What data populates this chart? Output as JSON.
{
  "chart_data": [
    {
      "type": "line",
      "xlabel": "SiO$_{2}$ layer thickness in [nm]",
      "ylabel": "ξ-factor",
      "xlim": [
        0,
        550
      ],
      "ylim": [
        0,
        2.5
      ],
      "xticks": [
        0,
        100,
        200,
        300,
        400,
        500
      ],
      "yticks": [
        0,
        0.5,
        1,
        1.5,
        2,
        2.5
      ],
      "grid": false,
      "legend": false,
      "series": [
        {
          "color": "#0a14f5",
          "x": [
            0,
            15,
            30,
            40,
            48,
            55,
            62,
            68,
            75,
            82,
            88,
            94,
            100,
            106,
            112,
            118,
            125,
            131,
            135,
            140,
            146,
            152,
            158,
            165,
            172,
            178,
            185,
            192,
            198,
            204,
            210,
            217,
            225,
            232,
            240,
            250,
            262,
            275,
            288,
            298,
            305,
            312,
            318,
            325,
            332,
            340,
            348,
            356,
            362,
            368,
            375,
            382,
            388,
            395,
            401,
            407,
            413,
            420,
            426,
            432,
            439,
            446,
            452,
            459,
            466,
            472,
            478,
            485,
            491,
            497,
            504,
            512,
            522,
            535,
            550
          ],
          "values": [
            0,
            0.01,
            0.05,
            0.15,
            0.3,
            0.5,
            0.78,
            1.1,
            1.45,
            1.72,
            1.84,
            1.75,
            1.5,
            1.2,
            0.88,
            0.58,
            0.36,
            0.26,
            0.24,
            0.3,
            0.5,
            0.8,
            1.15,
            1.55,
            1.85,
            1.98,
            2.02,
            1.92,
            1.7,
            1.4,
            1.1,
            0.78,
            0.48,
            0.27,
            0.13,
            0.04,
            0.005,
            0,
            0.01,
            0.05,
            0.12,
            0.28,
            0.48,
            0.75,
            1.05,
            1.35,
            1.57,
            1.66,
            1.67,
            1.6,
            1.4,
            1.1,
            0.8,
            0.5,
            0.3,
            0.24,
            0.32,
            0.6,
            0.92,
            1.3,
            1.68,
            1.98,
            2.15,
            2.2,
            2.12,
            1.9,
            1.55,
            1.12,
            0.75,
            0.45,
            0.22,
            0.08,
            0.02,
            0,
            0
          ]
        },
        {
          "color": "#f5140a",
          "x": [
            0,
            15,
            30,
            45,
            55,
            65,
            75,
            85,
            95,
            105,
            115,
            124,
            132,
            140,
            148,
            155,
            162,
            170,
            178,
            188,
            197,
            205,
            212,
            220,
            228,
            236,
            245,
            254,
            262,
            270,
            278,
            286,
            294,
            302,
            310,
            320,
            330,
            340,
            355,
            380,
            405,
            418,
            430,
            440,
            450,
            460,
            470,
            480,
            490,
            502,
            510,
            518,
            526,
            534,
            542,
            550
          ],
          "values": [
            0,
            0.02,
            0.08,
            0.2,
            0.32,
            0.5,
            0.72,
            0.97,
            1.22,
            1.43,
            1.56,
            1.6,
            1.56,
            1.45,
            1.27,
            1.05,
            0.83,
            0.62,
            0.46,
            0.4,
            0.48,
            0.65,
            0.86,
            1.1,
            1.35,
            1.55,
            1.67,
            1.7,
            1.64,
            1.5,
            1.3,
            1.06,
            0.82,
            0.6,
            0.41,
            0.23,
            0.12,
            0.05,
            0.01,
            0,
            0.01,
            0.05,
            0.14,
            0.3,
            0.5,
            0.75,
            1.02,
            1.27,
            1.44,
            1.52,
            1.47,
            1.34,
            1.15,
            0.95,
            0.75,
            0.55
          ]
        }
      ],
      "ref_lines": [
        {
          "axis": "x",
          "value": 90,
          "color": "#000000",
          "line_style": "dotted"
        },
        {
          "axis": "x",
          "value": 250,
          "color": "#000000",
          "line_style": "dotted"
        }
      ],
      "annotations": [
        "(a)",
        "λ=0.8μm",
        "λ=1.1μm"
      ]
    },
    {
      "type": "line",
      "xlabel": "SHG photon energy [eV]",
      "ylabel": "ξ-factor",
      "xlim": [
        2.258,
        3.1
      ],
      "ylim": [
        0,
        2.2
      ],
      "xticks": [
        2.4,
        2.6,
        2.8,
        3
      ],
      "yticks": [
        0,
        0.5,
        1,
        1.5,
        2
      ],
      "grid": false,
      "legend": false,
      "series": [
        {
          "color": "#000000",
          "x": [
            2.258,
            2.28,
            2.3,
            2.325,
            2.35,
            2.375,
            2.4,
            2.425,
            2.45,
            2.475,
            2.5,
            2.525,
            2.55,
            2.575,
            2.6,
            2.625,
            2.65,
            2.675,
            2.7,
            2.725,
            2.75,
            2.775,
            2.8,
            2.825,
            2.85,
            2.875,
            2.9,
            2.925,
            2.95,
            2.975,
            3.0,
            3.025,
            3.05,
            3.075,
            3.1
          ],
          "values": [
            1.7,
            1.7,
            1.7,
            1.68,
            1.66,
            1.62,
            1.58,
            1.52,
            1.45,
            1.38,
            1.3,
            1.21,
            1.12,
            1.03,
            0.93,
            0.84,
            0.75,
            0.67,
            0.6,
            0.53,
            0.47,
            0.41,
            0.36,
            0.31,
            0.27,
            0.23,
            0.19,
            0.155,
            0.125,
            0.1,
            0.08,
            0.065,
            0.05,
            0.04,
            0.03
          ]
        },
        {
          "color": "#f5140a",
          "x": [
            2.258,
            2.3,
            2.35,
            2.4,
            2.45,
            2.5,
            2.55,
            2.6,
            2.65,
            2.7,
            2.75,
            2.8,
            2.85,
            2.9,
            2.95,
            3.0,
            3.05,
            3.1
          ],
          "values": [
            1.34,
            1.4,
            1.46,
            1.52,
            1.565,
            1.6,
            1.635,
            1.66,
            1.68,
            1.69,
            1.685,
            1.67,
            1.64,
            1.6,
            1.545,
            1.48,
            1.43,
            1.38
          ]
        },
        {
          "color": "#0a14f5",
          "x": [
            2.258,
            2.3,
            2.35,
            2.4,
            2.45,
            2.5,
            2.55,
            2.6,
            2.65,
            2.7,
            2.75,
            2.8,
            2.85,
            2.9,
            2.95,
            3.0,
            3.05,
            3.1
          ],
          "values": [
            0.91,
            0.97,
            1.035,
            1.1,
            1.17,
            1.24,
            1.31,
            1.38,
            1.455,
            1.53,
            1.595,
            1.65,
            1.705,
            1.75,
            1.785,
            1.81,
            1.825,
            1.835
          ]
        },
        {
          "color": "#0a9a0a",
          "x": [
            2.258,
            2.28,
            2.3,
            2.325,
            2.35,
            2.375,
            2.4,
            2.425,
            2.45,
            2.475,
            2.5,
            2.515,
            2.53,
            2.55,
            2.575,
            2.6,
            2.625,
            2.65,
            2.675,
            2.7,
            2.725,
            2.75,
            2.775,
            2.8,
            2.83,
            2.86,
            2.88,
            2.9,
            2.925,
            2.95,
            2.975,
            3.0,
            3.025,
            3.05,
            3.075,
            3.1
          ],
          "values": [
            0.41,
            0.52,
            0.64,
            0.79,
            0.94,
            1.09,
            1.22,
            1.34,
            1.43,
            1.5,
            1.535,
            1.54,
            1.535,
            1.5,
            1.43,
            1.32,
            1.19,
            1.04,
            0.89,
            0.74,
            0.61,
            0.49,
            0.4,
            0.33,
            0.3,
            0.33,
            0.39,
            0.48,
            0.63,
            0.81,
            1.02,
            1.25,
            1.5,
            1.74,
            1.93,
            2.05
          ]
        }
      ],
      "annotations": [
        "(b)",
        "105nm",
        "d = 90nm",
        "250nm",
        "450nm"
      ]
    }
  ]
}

# [Problem]
Repeat every entry exactly, please.

# [Answer below]
What data populates this chart? Output as JSON.
{
  "chart_data": [
    {
      "type": "line",
      "xlabel": "SiO$_{2}$ layer thickness in [nm]",
      "ylabel": "ξ-factor",
      "xlim": [
        0,
        550
      ],
      "ylim": [
        0,
        2.5
      ],
      "xticks": [
        0,
        100,
        200,
        300,
        400,
        500
      ],
      "yticks": [
        0,
        0.5,
        1,
        1.5,
        2,
        2.5
      ],
      "grid": false,
      "legend": false,
      "series": [
        {
          "color": "#0a14f5",
          "x": [
            0,
            15,
            30,
            40,
            48,
            55,
            62,
            68,
            75,
            82,
            88,
            94,
            100,
            106,
            112,
            118,
            125,
            131,
            135,
            140,
            146,
            152,
            158,
            165,
            172,
            178,
            185,
            192,
            198,
            204,
            210,
            217,
            225,
            232,
            240,
            250,
            262,
            275,
            288,
            298,
            305,
            312,
            318,
            325,
            332,
            340,
            348,
            356,
            362,
            368,
            375,
            382,
            388,
            395,
            401,
            407,
            413,
            420,
            426,
            432,
            439,
            446,
            452,
            459,
            466,
            472,
            478,
            485,
            491,
            497,
            504,
            512,
            522,
            535,
            550
          ],
          "values": [
            0,
            0.01,
            0.05,
            0.15,
            0.3,
            0.5,
            0.78,
            1.1,
            1.45,
            1.72,
            1.84,
            1.75,
            1.5,
            1.2,
            0.88,
            0.58,
            0.36,
            0.26,
            0.24,
            0.3,
            0.5,
            0.8,
            1.15,
            1.55,
            1.85,
            1.98,
            2.02,
            1.92,
            1.7,
            1.4,
            1.1,
            0.78,
            0.48,
            0.27,
            0.13,
            0.04,
            0.005,
            0,
            0.01,
            0.05,
            0.12,
            0.28,
            0.48,
            0.75,
            1.05,
            1.35,
            1.57,
            1.66,
            1.67,
            1.6,
            1.4,
            1.1,
            0.8,
            0.5,
            0.3,
            0.24,
            0.32,
            0.6,
            0.92,
            1.3,
            1.68,
            1.98,
            2.15,
            2.2,
            2.12,
            1.9,
            1.55,
            1.12,
            0.75,
            0.45,
            0.22,
            0.08,
            0.02,
            0,
            0
          ]
        },
        {
          "color": "#f5140a",
          "x": [
            0,
            15,
            30,
            45,
            55,
            65,
            75,
            85,
            95,
            105,
            115,
            124,
            132,
            140,
            148,
            155,
            162,
            170,
            178,
            188,
            197,
            205,
            212,
            220,
            228,
            236,
            245,
            254,
            262,
            270,
            278,
            286,
            294,
            302,
            310,
            320,
            330,
            340,
            355,
            380,
            405,
            418,
            430,
            440,
            450,
            460,
            470,
            480,
            490,
            502,
            510,
            518,
            526,
            534,
            542,
            550
          ],
          "values": [
            0,
            0.02,
            0.08,
            0.2,
            0.32,
            0.5,
            0.72,
            0.97,
            1.22,
            1.43,
            1.56,
            1.6,
            1.56,
            1.45,
            1.27,
            1.05,
            0.83,
            0.62,
            0.46,
            0.4,
            0.48,
            0.65,
            0.86,
            1.1,
            1.35,
            1.55,
            1.67,
            1.7,
            1.64,
            1.5,
            1.3,
            1.06,
            0.82,
            0.6,
            0.41,
            0.23,
            0.12,
            0.05,
            0.01,
            0,
            0.01,
            0.05,
            0.14,
            0.3,
            0.5,
            0.75,
            1.02,
            1.27,
            1.44,
            1.52,
            1.47,
            1.34,
            1.15,
            0.95,
            0.75,
            0.55
          ]
        }
      ],
      "ref_lines": [
        {
          "axis": "x",
          "value": 90,
          "color": "#000000",
          "line_style": "dotted"
        },
        {
          "axis": "x",
          "value": 250,
          "color": "#000000",
          "line_style": "dotted"
        }
      ],
      "annotations": [
        "(a)",
        "λ=0.8μm",
        "λ=1.1μm"
      ]
    },
    {
      "type": "line",
      "xlabel": "SHG photon energy [eV]",
      "ylabel": "ξ-factor",
      "xlim": [
        2.258,
        3.1
      ],
      "ylim": [
        0,
        2.2
      ],
      "xticks": [
        2.4,
        2.6,
        2.8,
        3
      ],
      "yticks": [
        0,
        0.5,
        1,
        1.5,
        2
      ],
      "grid": false,
      "legend": false,
      "series": [
        {
          "color": "#000000",
          "x": [
            2.258,
            2.28,
            2.3,
            2.325,
            2.35,
            2.375,
            2.4,
            2.425,
            2.45,
            2.475,
            2.5,
            2.525,
            2.55,
            2.575,
            2.6,
            2.625,
            2.65,
            2.675,
            2.7,
            2.725,
            2.75,
            2.775,
            2.8,
            2.825,
            2.85,
            2.875,
            2.9,
            2.925,
            2.95,
            2.975,
            3.0,
            3.025,
            3.05,
            3.075,
            3.1
          ],
          "values": [
            1.7,
            1.7,
            1.7,
            1.68,
            1.66,
            1.62,
            1.58,
            1.52,
            1.45,
            1.38,
            1.3,
            1.21,
            1.12,
            1.03,
            0.93,
            0.84,
            0.75,
            0.67,
            0.6,
            0.53,
            0.47,
            0.41,
            0.36,
            0.31,
            0.27,
            0.23,
            0.19,
            0.155,
            0.125,
            0.1,
            0.08,
            0.065,
            0.05,
            0.04,
            0.03
          ]
        },
        {
          "color": "#f5140a",
          "x": [
            2.258,
            2.3,
            2.35,
            2.4,
            2.45,
            2.5,
            2.55,
            2.6,
            2.65,
            2.7,
            2.75,
            2.8,
            2.85,
            2.9,
            2.95,
            3.0,
            3.05,
            3.1
          ],
          "values": [
            1.34,
            1.4,
            1.46,
            1.52,
            1.565,
            1.6,
            1.635,
            1.66,
            1.68,
            1.69,
            1.685,
            1.67,
            1.64,
            1.6,
            1.545,
            1.48,
            1.43,
            1.38
          ]
        },
        {
          "color": "#0a14f5",
          "x": [
            2.258,
            2.3,
            2.35,
            2.4,
            2.45,
            2.5,
            2.55,
            2.6,
            2.65,
            2.7,
            2.75,
            2.8,
            2.85,
            2.9,
            2.95,
            3.0,
            3.05,
            3.1
          ],
          "values": [
            0.91,
            0.97,
            1.035,
            1.1,
            1.17,
            1.24,
            1.31,
            1.38,
            1.455,
            1.53,
            1.595,
            1.65,
            1.705,
            1.75,
            1.785,
            1.81,
            1.825,
            1.835
          ]
        },
        {
          "color": "#0a9a0a",
          "x": [
            2.258,
            2.28,
            2.3,
            2.325,
            2.35,
            2.375,
            2.4,
            2.425,
            2.45,
            2.475,
            2.5,
            2.515,
            2.53,
            2.55,
            2.575,
            2.6,
            2.625,
            2.65,
            2.675,
            2.7,
            2.725,
            2.75,
            2.775,
            2.8,
            2.83,
            2.86,
            2.88,
            2.9,
            2.925,
            2.95,
            2.975,
            3.0,
            3.025,
            3.05,
            3.075,
            3.1
          ],
          "values": [
            0.41,
            0.52,
            0.64,
            0.79,
            0.94,
            1.09,
            1.22,
            1.34,
            1.43,
            1.5,
            1.535,
            1.54,
            1.535,
            1.5,
            1.43,
            1.32,
            1.19,
            1.04,
            0.89,
            0.74,
            0.61,
            0.49,
            0.4,
            0.33,
            0.3,
            0.33,
            0.39,
            0.48,
            0.63,
            0.81,
            1.02,
            1.25,
            1.5,
            1.74,
            1.93,
            2.05
          ]
        }
      ],
      "annotations": [
        "(b)",
        "105nm",
        "d = 90nm",
        "250nm",
        "450nm"
      ]
    }
  ]
}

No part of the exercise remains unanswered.